- [Aim]: Every entry needs to be printed exactly, please.

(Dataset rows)
+---+

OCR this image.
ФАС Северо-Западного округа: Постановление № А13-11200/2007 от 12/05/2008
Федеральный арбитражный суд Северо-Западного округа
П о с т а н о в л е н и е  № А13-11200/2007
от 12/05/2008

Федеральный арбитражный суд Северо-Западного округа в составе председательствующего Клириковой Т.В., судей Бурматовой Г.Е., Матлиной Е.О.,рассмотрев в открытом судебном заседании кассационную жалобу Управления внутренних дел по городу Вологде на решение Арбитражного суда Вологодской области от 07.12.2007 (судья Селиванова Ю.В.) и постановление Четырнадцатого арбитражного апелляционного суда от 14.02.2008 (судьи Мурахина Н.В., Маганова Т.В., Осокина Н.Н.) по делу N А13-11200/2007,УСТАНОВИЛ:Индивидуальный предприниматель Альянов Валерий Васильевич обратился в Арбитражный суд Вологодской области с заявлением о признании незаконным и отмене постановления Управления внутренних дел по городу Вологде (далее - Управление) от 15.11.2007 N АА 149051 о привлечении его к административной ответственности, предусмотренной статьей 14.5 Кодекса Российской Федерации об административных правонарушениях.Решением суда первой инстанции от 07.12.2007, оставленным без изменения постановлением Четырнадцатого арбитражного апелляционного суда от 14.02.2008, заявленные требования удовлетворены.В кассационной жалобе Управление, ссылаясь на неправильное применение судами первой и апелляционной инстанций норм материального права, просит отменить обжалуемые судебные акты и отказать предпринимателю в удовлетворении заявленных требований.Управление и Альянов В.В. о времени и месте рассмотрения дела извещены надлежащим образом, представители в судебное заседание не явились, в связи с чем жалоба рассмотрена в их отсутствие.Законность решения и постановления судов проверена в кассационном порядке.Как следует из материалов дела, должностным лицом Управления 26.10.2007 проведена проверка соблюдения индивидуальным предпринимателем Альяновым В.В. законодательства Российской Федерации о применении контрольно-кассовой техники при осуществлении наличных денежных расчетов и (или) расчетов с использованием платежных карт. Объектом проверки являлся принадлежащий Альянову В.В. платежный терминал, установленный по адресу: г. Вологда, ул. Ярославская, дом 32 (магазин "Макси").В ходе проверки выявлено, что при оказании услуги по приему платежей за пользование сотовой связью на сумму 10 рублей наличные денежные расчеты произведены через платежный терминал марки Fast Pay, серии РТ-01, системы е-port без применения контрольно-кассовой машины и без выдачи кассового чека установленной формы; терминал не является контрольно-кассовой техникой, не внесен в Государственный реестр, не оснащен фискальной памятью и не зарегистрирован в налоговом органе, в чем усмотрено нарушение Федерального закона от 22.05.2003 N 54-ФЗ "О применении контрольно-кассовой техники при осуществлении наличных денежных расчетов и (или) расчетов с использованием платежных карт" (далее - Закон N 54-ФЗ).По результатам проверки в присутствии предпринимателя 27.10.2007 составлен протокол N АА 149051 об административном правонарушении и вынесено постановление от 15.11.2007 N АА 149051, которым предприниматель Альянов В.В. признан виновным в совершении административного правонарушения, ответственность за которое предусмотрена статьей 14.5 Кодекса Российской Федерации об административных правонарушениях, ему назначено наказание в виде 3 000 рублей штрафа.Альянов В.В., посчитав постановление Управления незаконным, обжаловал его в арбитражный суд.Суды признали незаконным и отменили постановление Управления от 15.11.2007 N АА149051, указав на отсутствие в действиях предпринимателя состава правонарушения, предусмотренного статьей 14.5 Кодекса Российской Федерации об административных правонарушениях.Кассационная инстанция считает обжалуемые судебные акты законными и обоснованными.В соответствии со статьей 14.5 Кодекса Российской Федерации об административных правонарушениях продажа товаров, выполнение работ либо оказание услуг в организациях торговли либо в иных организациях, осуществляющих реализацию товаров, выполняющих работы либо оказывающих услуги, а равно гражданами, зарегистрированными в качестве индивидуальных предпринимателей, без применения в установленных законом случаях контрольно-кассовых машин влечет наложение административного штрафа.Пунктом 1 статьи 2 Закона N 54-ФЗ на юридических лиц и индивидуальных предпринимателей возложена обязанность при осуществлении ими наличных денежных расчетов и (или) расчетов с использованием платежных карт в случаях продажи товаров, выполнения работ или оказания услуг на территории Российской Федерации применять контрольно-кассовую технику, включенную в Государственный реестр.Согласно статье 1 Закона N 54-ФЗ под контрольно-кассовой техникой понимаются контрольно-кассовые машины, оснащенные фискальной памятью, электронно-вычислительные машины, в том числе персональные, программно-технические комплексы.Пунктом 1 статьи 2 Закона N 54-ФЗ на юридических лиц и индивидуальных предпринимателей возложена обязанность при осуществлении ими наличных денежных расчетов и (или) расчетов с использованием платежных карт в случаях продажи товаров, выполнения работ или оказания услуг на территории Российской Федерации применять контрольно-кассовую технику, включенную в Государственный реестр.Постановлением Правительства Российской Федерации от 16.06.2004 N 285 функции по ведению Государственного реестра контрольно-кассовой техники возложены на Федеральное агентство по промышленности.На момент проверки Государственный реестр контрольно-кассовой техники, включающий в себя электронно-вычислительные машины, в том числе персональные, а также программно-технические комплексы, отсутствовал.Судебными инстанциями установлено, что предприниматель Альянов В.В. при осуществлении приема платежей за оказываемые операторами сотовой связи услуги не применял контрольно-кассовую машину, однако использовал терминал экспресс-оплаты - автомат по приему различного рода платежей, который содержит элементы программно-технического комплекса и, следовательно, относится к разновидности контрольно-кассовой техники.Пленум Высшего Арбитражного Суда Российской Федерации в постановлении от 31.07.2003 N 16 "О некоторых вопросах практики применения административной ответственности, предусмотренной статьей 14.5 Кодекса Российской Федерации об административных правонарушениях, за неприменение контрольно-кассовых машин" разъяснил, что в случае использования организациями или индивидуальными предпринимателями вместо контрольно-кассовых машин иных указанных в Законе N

+---+

- [Response below]:
OCR this image.
ФАС Северо-Западного округа: Постановление № А13-11200/2007 от 12/05/2008
Федеральный арбитражный суд Северо-Западного округа
П о с т а н о в л е н и е  № А13-11200/2007
от 12/05/2008

Федеральный арбитражный суд Северо-Западного округа в составе председательствующего Клириковой Т.В., судей Бурматовой Г.Е., Матлиной Е.О.,рассмотрев в открытом судебном заседании кассационную жалобу Управления внутренних дел по городу Вологде на решение Арбитражного суда Вологодской области от 07.12.2007 (судья Селиванова Ю.В.) и постановление Четырнадцатого арбитражного апелляционного суда от 14.02.2008 (судьи Мурахина Н.В., Маганова Т.В., Осокина Н.Н.) по делу N А13-11200/2007,УСТАНОВИЛ:Индивидуальный предприниматель Альянов Валерий Васильевич обратился в Арбитражный суд Вологодской области с заявлением о признании незаконным и отмене постановления Управления внутренних дел по городу Вологде (далее - Управление) от 15.11.2007 N АА 149051 о привлечении его к административной ответственности, предусмотренной статьей 14.5 Кодекса Российской Федерации об административных правонарушениях.Решением суда первой инстанции от 07.12.2007, оставленным без изменения постановлением Четырнадцатого арбитражного апелляционного суда от 14.02.2008, заявленные требования удовлетворены.В кассационной жалобе Управление, ссылаясь на неправильное применение судами первой и апелляционной инстанций норм материального права, просит отменить обжалуемые судебные акты и отказать предпринимателю в удовлетворении заявленных требований.Управление и Альянов В.В. о времени и месте рассмотрения дела извещены надлежащим образом, представители в судебное заседание не явились, в связи с чем жалоба рассмотрена в их отсутствие.Законность решения и постановления судов проверена в кассационном порядке.Как следует из материалов дела, должностным лицом Управления 26.10.2007 проведена проверка соблюдения индивидуальным предпринимателем Альяновым В.В. законодательства Российской Федерации о применении контрольно-кассовой техники при осуществлении наличных денежных расчетов и (или) расчетов с использованием платежных карт. Объектом проверки являлся принадлежащий Альянову В.В. платежный терминал, установленный по адресу: г. Вологда, ул. Ярославская, дом 32 (магазин "Макси").В ходе проверки выявлено, что при оказании услуги по приему платежей за пользование сотовой связью на сумму 10 рублей наличные денежные расчеты произведены через платежный терминал марки Fast Pay, серии РТ-01, системы е-port без применения контрольно-кассовой машины и без выдачи кассового чека установленной формы; терминал не является контрольно-кассовой техникой, не внесен в Государственный реестр, не оснащен фискальной памятью и не зарегистрирован в налоговом органе, в чем усмотрено нарушение Федерального закона от 22.05.2003 N 54-ФЗ "О применении контрольно-кассовой техники при осуществлении наличных денежных расчетов и (или) расчетов с использованием платежных карт" (далее - Закон N 54-ФЗ).По результатам проверки в присутствии предпринимателя 27.10.2007 составлен протокол N АА 149051 об административном правонарушении и вынесено постановление от 15.11.2007 N АА 149051, которым предприниматель Альянов В.В. признан виновным в совершении административного правонарушения, ответственность за которое предусмотрена статьей 14.5 Кодекса Российской Федерации об административных правонарушениях, ему назначено наказание в виде 3 000 рублей штрафа.Альянов В.В., посчитав постановление Управления незаконным, обжаловал его в арбитражный суд.Суды признали незаконным и отменили постановление Управления от 15.11.2007 N АА149051, указав на отсутствие в действиях предпринимателя состава правонарушения, предусмотренного статьей 14.5 Кодекса Российской Федерации об административных правонарушениях.Кассационная инстанция считает обжалуемые судебные акты законными и обоснованными.В соответствии со статьей 14.5 Кодекса Российской Федерации об административных правонарушениях продажа товаров, выполнение работ либо оказание услуг в организациях торговли либо в иных организациях, осуществляющих реализацию товаров, выполняющих работы либо оказывающих услуги, а равно гражданами, зарегистрированными в качестве индивидуальных предпринимателей, без применения в установленных законом случаях контрольно-кассовых машин влечет наложение административного штрафа.Пунктом 1 статьи 2 Закона N 54-ФЗ на юридических лиц и индивидуальных предпринимателей возложена обязанность при осуществлении ими наличных денежных расчетов и (или) расчетов с использованием платежных карт в случаях продажи товаров, выполнения работ или оказания услуг на территории Российской Федерации применять контрольно-кассовую технику, включенную в Государственный реестр.Согласно статье 1 Закона N 54-ФЗ под контрольно-кассовой техникой понимаются контрольно-кассовые машины, оснащенные фискальной памятью, электронно-вычислительные машины, в том числе персональные, программно-технические комплексы.Пунктом 1 статьи 2 Закона N 54-ФЗ на юридических лиц и индивидуальных предпринимателей возложена обязанность при осуществлении ими наличных денежных расчетов и (или) расчетов с использованием платежных карт в случаях продажи товаров, выполнения работ или оказания услуг на территории Российской Федерации применять контрольно-кассовую технику, включенную в Государственный реестр.Постановлением Правительства Российской Федерации от 16.06.2004 N 285 функции по ведению Государственного реестра контрольно-кассовой техники возложены на Федеральное агентство по промышленности.На момент проверки Государственный реестр контрольно-кассовой техники, включающий в себя электронно-вычислительные машины, в том числе персональные, а также программно-технические комплексы, отсутствовал.Судебными инстанциями установлено, что предприниматель Альянов В.В. при осуществлении приема платежей за оказываемые операторами сотовой связи услуги не применял контрольно-кассовую машину, однако использовал терминал экспресс-оплаты - автомат по приему различного рода платежей, который содержит элементы программно-технического комплекса и, следовательно, относится к разновидности контрольно-кассовой техники.Пленум Высшего Арбитражного Суда Российской Федерации в постановлении от 31.07.2003 N 16 "О некоторых вопросах практики применения административной ответственности, предусмотренной статьей 14.5 Кодекса Российской Федерации об административных правонарушениях, за неприменение контрольно-кассовых машин" разъяснил, что в случае использования организациями или индивидуальными предпринимателями вместо контрольно-кассовых машин иных указанных в Законе N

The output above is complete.